■ SELECTED EXCERPT:
The temperance movement and revivalist Christianity were powerful social currents in antebellum America. These currents encompassed a far larger group of potential readers than those interested in prison reform.

Lane vigorously promoted sales of his pamphlet. He recorded in his autobiography:

There was no small excitement drawn into operation in the minds of the people, when, with a large literal showbill, I commenced selling my stigmatizing pamphlet about the streets and markets of the city. It was not long before I could hear the boys in all directions crying out, “Five years in State Prison! here comes Five Years in State Prison!” This was truly humiliating to the natural man; and had it not been that I was in straitened circumstances, I think my pride would have overcome my desire to do good.^

Having to promote themselves to potential readers has been an enduring source of humiliation for many authors. This author had actual personal experience relevant to an institution with major public significance. That didn’t change the necessity of promotion:

I was bold to attest to the truth of the above pamphlet, as being my own experience. Some were so swelled up with haughty disdain, that they said, (seldom without an imprecation or an oath,) “You ought to go back, and stay there for life.” It was hard for me to keep from retaliating; sometimes I got off my guard, but generally kept in mind that humility is better than pride.^

On the street one day, some gentlemen put to the author this proposition:

what would I take to read one of the pamphlets through? I made them no answer; they offered me, I think, twenty-five cents. I thought I could do it in less than an hour, and that would be good wages; but the condition was, that I was to mount, and stand on a pile of codfish, and in the form of an orator perform the task. … They stalked the money; I mounted; the force of my agitations produced the cold sweat, but I read on; while they, observing my firmness, purchased a pamphlet, left me the twenty-five cents, and retired.^

In one form or another, many authors face similar challenges. Successful authors re-enforce their status by encouraging others to attempt to achieve it. Taking the position of an author in the public sphere can be a degrading experience even for persons with the lowest social status.

■ ACTIONS TO TAKE:
**a)** From the passage on Lane's pamphlet, reproduce the text starting at "On the street" and ending at "lowest social status.".
**b)** In the passage on Lane's pamphlet, what did the gentlemen require Lane to stand on while reading the pamphlet aloud?

■ RECORD SET:
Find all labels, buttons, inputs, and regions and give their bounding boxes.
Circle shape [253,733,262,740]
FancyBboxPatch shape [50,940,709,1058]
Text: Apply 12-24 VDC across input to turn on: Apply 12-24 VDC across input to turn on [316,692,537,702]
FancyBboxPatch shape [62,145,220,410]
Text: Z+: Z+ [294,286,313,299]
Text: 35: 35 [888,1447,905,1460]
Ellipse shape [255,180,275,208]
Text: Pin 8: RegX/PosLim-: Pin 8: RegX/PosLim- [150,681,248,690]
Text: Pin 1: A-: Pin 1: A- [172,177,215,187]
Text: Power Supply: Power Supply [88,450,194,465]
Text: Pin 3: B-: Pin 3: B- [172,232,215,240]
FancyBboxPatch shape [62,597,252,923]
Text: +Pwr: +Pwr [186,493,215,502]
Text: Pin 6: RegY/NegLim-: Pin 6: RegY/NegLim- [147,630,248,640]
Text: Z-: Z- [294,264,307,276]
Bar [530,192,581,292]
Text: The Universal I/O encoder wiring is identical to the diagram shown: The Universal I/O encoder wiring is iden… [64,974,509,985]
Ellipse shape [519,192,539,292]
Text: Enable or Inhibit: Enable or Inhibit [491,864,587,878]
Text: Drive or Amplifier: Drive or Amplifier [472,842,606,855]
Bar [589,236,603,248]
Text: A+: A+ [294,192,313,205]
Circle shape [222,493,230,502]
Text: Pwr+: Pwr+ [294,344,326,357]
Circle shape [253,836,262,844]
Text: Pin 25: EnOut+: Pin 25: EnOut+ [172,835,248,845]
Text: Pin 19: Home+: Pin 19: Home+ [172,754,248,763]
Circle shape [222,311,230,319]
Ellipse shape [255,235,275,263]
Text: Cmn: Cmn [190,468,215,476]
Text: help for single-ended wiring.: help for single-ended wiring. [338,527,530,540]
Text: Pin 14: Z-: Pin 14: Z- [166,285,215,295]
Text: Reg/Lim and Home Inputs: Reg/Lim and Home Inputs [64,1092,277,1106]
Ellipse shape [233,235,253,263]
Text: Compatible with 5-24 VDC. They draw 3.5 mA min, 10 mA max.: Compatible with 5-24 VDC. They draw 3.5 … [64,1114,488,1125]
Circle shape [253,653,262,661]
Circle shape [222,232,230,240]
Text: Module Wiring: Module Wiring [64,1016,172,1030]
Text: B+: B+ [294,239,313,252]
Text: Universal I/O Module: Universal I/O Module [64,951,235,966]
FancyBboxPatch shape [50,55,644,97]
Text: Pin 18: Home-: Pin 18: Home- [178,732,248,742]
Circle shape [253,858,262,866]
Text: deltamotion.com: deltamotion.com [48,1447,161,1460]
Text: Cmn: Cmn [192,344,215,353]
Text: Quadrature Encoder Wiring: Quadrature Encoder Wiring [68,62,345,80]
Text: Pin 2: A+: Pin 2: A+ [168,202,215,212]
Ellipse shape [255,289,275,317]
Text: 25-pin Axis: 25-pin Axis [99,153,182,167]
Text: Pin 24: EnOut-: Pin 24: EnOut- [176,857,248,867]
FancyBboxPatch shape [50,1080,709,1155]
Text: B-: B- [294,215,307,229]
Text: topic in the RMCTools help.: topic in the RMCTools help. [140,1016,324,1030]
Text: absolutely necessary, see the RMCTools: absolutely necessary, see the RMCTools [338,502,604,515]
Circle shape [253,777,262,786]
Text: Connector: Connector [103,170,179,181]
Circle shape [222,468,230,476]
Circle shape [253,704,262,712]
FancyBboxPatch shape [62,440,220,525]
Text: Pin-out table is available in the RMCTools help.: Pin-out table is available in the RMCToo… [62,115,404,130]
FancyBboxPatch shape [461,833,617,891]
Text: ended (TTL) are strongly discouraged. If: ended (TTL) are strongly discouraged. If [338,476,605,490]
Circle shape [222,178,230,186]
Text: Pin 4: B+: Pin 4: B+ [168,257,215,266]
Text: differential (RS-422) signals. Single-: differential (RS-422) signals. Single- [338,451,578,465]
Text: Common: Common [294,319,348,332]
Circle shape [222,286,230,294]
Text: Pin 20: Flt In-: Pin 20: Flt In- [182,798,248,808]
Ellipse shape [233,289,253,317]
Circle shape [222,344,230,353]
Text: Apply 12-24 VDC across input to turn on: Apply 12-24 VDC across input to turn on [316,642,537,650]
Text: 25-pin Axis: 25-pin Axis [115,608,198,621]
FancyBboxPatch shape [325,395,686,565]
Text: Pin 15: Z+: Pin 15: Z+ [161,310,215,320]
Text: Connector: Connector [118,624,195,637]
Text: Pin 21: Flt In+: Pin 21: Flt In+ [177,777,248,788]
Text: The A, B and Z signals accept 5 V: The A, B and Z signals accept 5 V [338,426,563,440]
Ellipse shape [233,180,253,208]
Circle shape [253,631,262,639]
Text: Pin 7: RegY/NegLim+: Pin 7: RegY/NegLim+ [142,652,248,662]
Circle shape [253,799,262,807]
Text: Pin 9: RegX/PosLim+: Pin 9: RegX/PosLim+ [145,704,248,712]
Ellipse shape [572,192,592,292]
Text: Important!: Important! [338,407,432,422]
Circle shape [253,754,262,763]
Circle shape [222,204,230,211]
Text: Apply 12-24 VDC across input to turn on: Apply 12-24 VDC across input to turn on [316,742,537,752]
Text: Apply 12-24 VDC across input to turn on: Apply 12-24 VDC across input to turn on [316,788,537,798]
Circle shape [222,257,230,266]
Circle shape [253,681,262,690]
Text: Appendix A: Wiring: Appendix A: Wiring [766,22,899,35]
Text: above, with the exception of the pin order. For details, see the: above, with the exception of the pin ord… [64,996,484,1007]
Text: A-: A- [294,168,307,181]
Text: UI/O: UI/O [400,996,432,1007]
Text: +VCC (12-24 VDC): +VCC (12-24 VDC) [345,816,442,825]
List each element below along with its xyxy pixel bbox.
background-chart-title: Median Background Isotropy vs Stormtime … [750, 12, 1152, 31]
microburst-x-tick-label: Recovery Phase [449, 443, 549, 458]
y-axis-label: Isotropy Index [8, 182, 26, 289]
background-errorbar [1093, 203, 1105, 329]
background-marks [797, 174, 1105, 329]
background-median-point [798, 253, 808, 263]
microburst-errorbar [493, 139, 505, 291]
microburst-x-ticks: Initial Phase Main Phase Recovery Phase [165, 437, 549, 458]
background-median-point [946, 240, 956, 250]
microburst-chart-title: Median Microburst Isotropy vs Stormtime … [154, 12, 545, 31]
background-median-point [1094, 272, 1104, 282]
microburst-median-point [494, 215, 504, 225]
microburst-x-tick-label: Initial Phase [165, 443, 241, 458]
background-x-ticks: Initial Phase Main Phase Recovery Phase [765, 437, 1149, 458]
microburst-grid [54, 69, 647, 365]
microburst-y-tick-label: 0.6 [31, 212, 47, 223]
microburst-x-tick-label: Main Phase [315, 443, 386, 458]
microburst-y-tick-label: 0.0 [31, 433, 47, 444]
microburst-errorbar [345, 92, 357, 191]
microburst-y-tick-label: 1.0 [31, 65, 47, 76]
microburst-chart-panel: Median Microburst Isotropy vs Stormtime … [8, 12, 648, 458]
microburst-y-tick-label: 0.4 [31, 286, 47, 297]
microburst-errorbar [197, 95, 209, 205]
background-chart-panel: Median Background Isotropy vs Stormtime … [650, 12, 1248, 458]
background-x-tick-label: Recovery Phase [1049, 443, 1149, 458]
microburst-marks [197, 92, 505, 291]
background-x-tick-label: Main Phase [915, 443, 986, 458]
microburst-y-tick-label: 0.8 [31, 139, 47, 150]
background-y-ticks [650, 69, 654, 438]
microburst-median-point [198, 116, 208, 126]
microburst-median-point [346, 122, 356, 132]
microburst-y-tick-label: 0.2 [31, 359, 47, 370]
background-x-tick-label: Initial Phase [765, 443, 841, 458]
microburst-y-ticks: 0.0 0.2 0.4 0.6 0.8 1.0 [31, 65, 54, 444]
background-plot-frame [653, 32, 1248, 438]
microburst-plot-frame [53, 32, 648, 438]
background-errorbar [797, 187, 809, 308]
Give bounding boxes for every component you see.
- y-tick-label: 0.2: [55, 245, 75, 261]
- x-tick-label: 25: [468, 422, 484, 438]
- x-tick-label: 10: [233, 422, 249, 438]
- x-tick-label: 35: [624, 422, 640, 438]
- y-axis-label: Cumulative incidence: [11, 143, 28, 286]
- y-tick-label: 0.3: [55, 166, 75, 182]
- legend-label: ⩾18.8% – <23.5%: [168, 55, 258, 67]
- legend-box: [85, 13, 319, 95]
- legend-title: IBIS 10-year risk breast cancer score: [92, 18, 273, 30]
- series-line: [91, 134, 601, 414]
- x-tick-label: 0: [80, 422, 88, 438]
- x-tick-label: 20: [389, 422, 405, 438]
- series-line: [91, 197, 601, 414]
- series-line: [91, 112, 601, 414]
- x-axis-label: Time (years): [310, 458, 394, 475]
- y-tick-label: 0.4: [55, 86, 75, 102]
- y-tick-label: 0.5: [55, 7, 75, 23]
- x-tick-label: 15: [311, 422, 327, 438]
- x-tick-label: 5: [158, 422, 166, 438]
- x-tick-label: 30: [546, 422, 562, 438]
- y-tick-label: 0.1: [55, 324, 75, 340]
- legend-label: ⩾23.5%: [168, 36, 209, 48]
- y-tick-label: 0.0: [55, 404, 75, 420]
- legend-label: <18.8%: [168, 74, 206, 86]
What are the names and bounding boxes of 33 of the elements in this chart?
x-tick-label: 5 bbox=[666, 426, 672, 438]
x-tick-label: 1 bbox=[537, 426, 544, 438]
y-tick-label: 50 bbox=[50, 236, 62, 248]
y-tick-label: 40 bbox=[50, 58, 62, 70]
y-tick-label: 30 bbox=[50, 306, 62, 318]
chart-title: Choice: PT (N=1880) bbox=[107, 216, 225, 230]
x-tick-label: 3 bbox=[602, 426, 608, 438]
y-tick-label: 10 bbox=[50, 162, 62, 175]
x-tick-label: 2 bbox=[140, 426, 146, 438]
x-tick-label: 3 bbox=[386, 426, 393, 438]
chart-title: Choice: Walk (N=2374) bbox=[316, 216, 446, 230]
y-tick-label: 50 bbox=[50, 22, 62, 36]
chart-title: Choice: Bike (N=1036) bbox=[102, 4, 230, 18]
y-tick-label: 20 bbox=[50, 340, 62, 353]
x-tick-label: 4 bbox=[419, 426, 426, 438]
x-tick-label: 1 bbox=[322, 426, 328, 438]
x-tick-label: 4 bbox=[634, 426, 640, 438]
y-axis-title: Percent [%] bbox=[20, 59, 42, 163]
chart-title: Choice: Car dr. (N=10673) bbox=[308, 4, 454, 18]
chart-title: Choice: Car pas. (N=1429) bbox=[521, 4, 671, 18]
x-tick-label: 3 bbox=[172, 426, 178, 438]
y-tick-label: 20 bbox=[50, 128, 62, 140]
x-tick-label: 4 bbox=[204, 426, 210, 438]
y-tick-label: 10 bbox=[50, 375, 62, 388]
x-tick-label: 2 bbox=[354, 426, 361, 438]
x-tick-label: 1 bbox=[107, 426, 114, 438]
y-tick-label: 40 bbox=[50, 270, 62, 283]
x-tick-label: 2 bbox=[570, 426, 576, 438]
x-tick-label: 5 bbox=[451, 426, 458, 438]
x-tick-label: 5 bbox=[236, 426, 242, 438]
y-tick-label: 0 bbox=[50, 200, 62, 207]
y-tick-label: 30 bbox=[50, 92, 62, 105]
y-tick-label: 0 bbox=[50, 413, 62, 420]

■ TASK SOLUTIONS:
**a)**
On the street one day, some gentlemen put to the author this proposition:

what would I take to read one of the pamphlets through? I made them no answer; they offered me, I think, twenty-five cents. I thought I could do it in less than an hour, and that would be good wages; but the condition was, that I was to mount, and stand on a pile of codfish, and in the form of an orator perform the task. … They stalked the money; I mounted; the force of my agitations produced the cold sweat, but I read on; while they, observing my firmness, purchased a pamphlet, left me the twenty-five cents, and retired.^

In one form or another, many authors face similar challenges. Successful authors re-enforce their status by encouraging others to attempt to achieve it. Taking the position of an author in the public sphere can be a degrading experience even for persons with the lowest social status.

**b)** A pile of codfish.